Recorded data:
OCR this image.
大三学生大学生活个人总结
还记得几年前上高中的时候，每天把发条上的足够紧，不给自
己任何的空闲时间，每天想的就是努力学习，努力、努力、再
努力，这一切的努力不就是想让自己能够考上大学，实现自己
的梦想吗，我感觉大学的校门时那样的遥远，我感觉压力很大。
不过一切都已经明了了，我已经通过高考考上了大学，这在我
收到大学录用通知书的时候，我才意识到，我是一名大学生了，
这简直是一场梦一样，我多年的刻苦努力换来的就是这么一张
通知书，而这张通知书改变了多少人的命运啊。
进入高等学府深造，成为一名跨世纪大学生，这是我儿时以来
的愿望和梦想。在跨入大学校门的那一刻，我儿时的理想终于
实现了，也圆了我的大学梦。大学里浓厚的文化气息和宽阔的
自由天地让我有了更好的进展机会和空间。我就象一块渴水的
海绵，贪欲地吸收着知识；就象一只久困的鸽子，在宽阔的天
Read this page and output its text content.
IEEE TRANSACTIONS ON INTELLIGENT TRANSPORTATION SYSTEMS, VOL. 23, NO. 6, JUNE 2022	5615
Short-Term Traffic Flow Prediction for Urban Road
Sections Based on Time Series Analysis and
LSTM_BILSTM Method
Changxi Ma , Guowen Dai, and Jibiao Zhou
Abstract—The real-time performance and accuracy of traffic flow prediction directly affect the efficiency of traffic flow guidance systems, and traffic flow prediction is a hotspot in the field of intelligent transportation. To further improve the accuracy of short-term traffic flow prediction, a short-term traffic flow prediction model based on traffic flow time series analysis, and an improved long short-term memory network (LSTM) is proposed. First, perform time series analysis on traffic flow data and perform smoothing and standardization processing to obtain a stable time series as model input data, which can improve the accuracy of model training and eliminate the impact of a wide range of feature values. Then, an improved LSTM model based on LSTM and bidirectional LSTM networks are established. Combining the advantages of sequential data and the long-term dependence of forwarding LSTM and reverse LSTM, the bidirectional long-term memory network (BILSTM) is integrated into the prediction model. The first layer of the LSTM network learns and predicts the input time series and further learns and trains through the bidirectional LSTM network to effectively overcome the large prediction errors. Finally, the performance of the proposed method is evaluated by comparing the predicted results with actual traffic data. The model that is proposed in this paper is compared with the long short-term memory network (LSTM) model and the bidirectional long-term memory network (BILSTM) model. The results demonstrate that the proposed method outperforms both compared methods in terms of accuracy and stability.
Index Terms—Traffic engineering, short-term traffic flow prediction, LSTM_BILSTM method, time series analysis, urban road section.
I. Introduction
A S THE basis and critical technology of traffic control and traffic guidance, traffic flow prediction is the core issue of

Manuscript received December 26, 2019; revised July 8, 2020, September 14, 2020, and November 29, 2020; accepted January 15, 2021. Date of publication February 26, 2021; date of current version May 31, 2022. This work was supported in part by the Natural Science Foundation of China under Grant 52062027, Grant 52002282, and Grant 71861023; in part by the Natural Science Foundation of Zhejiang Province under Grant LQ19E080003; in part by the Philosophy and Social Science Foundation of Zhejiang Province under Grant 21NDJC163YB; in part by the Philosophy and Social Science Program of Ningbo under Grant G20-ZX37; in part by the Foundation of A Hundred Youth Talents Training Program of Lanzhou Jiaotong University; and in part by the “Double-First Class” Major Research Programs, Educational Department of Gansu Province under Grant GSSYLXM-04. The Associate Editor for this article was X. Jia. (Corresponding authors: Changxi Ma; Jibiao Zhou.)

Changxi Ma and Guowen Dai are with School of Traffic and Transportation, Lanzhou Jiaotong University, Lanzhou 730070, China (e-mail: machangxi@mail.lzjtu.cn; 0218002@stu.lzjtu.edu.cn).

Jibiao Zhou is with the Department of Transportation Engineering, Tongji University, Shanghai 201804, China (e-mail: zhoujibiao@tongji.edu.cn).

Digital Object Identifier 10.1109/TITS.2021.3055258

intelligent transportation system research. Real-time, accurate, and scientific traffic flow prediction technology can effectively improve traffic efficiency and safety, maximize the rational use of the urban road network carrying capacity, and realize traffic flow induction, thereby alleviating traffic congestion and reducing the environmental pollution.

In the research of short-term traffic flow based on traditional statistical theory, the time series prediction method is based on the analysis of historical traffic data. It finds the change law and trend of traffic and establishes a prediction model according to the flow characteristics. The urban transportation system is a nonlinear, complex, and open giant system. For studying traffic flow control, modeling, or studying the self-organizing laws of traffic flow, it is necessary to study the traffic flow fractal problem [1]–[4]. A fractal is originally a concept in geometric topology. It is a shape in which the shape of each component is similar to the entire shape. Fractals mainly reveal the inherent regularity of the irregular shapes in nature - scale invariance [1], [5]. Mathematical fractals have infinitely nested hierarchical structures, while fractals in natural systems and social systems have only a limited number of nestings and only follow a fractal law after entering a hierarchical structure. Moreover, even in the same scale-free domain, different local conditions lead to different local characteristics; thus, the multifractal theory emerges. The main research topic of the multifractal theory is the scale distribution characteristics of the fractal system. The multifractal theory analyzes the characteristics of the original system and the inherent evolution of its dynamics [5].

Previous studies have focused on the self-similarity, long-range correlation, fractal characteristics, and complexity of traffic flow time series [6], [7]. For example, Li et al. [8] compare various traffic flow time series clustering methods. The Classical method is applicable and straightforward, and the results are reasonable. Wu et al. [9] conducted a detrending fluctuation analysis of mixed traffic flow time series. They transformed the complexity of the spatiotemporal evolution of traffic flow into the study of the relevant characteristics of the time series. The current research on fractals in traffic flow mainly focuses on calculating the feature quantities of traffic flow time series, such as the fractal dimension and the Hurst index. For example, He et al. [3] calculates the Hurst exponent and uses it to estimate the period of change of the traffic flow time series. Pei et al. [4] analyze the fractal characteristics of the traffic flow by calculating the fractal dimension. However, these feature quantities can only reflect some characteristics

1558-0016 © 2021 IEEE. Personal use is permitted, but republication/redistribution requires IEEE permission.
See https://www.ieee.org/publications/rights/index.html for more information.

• _GIVEN EXERCISE_:
Pull out the lines above in which the word "Guowen" appears.

• _SOLUTION FOR THIS TASK_:
Changxi Ma , Guowen Dai, and Jibiao Zhou
Changxi Ma and Guowen Dai are with School of Traffic and Transportation, Lanzhou Jiaotong University, Lanzhou 730070, China (e-mail: machangxi@mail.lzjtu.cn; 0218002@stu.lzjtu.edu.cn).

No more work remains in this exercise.